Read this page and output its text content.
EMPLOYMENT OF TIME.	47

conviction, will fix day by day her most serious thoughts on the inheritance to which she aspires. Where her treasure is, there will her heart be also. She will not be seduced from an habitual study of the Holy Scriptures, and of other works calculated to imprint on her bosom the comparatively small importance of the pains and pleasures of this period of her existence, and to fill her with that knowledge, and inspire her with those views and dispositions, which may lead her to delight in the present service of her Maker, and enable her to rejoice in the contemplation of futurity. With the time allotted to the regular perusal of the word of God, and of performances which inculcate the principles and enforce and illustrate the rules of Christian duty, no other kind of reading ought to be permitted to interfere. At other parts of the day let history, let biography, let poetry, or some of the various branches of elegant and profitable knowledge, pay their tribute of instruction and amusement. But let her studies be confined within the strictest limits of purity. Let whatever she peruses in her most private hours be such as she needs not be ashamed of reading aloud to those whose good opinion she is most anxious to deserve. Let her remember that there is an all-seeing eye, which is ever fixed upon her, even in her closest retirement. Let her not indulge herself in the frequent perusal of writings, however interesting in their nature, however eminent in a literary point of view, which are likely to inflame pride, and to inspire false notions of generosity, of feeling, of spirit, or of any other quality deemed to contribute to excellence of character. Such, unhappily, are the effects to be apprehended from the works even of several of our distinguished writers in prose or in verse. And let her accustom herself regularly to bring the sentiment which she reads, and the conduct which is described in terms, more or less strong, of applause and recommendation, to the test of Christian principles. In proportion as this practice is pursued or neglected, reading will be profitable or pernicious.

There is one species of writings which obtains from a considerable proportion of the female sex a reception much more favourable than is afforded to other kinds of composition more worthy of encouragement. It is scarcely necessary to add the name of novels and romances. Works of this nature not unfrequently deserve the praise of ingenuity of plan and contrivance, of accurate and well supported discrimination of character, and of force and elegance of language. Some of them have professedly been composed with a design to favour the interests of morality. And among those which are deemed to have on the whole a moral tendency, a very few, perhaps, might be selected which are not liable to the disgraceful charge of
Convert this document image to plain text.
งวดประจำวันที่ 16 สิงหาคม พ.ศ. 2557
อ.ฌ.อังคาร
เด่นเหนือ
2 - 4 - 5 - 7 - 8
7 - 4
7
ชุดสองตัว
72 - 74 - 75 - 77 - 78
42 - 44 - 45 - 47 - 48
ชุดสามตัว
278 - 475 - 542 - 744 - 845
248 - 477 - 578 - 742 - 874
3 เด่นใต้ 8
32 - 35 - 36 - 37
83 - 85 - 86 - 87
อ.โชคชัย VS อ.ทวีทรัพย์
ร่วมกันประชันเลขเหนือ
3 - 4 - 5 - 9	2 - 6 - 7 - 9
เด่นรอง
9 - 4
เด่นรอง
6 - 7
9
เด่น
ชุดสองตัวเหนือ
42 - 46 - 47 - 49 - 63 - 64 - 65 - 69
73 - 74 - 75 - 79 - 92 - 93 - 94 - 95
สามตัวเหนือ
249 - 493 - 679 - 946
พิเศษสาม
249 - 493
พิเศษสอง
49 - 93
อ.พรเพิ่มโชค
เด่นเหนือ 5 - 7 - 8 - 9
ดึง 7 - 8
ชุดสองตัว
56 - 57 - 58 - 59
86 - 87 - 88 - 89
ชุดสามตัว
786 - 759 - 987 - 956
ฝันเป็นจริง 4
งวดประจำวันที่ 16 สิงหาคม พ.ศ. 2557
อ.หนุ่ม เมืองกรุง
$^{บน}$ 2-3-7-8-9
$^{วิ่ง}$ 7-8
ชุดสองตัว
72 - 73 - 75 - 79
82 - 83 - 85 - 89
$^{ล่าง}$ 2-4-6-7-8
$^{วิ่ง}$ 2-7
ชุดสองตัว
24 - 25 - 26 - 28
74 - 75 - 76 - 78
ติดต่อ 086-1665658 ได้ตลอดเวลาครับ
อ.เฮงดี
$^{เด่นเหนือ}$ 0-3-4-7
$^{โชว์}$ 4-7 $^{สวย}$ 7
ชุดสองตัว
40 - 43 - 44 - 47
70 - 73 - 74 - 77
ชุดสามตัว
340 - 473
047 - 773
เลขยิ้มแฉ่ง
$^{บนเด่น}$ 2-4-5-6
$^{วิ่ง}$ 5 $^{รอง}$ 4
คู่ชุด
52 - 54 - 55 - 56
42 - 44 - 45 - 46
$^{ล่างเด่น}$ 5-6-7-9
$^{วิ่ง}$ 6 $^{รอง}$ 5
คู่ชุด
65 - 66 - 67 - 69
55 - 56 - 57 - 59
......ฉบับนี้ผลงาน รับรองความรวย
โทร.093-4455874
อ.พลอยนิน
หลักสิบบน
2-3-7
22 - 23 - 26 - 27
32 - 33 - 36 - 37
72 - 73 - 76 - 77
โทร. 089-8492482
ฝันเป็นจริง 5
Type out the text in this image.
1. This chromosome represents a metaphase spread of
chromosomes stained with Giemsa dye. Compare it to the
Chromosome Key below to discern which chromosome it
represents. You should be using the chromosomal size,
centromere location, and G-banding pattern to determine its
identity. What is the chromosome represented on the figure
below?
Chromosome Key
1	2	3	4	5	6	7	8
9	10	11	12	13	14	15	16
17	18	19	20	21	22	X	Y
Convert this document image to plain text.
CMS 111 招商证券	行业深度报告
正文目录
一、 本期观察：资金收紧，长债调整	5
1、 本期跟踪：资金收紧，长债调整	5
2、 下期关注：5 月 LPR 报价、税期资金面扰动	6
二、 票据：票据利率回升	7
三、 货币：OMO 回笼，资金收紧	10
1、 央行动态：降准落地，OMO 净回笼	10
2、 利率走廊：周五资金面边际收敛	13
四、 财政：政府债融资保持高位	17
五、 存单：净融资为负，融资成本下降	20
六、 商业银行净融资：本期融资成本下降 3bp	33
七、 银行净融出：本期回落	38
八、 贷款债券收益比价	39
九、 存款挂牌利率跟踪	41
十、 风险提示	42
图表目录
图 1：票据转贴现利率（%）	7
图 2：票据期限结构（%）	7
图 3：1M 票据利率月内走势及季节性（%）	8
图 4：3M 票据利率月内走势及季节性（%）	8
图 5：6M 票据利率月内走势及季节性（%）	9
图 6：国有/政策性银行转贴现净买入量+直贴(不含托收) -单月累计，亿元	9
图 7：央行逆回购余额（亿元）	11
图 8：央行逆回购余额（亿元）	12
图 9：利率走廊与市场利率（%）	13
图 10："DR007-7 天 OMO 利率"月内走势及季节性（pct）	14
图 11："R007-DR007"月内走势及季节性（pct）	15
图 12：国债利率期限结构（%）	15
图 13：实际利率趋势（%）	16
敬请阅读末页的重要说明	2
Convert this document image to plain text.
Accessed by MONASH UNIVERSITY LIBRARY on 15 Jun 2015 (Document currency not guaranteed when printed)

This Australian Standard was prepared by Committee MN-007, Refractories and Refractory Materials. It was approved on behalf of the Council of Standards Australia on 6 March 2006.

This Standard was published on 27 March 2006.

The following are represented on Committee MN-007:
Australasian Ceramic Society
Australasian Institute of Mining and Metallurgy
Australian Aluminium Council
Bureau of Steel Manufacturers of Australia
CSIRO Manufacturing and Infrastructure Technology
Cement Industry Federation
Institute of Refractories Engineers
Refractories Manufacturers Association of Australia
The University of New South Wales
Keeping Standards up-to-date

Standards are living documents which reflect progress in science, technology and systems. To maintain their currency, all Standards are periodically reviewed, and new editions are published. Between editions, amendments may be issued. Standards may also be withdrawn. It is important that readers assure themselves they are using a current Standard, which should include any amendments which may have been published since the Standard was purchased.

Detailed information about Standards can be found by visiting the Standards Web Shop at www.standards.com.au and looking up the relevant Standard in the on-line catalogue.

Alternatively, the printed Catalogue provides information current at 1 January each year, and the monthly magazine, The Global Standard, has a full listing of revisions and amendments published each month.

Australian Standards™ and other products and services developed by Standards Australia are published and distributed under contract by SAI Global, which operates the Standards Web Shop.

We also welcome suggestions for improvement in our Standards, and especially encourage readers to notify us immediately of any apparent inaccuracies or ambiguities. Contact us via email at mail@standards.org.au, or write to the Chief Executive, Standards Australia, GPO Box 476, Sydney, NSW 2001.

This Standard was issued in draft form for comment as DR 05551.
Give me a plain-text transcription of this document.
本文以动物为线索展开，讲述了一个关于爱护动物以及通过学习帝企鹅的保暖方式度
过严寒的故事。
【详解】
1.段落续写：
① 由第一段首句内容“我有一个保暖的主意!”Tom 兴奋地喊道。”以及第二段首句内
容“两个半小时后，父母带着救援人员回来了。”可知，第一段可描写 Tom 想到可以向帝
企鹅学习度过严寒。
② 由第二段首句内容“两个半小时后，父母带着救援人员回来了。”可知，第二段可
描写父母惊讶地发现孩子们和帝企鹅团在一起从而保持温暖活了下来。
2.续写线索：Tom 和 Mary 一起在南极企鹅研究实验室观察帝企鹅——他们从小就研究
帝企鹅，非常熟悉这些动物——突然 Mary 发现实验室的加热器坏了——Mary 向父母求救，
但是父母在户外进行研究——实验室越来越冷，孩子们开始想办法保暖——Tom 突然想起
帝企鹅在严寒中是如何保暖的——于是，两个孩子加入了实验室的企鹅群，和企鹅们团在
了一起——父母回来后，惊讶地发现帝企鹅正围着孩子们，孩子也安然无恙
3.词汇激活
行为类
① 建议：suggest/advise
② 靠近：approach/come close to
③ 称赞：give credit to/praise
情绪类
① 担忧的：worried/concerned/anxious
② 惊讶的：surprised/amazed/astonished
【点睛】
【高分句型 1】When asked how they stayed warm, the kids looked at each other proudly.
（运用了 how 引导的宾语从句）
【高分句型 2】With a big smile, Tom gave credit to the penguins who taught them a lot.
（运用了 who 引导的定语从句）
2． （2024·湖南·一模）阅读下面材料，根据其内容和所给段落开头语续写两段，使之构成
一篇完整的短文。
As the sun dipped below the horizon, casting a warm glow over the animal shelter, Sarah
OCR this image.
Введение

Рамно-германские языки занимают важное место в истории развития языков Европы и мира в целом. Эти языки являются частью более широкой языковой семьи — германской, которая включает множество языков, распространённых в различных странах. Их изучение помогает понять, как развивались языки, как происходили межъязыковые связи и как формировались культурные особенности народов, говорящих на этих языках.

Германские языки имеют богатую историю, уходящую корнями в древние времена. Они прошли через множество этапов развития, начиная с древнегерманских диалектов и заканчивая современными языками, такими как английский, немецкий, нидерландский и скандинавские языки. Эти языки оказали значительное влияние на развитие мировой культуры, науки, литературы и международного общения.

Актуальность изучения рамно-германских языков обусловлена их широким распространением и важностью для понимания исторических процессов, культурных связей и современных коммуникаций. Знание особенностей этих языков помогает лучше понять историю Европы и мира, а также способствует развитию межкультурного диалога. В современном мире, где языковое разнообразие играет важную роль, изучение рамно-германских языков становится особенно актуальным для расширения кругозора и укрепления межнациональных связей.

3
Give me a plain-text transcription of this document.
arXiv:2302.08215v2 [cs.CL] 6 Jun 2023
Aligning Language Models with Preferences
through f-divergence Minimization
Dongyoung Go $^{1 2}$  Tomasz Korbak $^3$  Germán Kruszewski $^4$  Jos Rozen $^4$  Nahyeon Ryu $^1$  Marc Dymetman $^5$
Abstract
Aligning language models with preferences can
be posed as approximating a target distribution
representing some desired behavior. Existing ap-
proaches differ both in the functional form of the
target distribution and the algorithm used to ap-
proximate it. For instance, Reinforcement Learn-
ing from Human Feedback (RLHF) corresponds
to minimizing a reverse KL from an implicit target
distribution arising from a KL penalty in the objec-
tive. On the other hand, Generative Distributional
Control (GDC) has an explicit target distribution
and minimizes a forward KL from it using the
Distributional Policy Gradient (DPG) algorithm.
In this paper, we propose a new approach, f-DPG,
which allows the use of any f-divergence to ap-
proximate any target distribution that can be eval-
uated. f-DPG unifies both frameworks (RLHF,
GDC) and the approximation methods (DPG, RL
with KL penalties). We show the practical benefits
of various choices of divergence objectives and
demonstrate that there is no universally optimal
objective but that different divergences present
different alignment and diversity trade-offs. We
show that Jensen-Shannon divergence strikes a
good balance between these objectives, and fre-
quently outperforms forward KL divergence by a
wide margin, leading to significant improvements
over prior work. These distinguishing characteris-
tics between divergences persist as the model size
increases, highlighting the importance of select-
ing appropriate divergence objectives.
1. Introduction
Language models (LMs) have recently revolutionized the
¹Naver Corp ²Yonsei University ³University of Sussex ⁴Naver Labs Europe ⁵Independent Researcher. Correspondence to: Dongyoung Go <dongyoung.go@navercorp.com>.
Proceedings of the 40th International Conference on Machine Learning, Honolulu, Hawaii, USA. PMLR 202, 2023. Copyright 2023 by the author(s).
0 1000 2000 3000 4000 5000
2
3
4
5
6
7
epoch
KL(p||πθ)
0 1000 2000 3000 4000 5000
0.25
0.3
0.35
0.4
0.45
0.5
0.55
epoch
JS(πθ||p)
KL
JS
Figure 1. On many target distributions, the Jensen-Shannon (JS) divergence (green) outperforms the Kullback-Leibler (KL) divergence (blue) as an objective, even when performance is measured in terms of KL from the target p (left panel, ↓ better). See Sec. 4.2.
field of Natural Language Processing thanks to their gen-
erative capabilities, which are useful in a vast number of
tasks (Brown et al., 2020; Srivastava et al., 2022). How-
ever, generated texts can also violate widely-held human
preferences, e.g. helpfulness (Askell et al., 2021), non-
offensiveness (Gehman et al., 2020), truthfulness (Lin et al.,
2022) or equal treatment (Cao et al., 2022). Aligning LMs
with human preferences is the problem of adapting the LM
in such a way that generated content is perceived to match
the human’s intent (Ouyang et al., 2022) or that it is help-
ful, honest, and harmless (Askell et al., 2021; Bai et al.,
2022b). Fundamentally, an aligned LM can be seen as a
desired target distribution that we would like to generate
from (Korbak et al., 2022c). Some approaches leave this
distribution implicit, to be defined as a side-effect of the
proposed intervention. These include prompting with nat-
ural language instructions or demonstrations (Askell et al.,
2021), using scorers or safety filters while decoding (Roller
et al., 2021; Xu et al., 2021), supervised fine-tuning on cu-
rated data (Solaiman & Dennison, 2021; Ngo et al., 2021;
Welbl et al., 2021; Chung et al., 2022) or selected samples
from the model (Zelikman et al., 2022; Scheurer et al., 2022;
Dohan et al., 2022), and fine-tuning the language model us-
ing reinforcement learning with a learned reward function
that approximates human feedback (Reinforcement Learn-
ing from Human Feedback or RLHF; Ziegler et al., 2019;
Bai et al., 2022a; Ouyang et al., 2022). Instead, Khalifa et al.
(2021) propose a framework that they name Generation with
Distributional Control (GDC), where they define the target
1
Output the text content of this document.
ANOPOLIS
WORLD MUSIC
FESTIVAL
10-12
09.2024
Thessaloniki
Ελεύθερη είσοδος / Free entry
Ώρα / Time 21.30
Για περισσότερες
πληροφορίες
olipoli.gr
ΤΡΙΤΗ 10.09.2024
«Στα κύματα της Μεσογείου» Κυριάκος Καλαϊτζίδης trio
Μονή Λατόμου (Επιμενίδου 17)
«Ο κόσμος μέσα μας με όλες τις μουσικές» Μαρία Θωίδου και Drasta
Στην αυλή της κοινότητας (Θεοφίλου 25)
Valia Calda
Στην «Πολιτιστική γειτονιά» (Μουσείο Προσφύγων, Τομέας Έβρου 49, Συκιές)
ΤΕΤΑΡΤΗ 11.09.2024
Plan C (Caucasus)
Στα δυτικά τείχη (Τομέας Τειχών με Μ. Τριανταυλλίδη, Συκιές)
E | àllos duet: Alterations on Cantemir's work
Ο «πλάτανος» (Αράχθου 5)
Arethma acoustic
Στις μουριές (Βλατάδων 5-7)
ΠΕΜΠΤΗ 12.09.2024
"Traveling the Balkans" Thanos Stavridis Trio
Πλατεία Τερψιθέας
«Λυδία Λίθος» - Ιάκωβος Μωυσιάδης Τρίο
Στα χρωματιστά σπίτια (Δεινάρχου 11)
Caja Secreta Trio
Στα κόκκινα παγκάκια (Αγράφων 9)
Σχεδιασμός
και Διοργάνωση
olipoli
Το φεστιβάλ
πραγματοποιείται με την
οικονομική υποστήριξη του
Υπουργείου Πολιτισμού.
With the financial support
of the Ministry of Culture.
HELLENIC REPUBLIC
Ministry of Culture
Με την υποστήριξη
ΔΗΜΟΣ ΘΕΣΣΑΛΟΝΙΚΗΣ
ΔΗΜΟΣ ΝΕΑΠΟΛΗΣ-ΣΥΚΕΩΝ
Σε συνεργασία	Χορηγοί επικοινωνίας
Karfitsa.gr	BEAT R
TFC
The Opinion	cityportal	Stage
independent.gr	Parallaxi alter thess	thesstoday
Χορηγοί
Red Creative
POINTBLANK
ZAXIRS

§

**Work to be completed:** Scan the material above. Copy each line where "below" occurs.

**Solution to this problem:**
Chromosome Key below to discern which chromosome it
below?
As the sun dipped below the horizon, casting a warm glow over the animal shelter, Sarah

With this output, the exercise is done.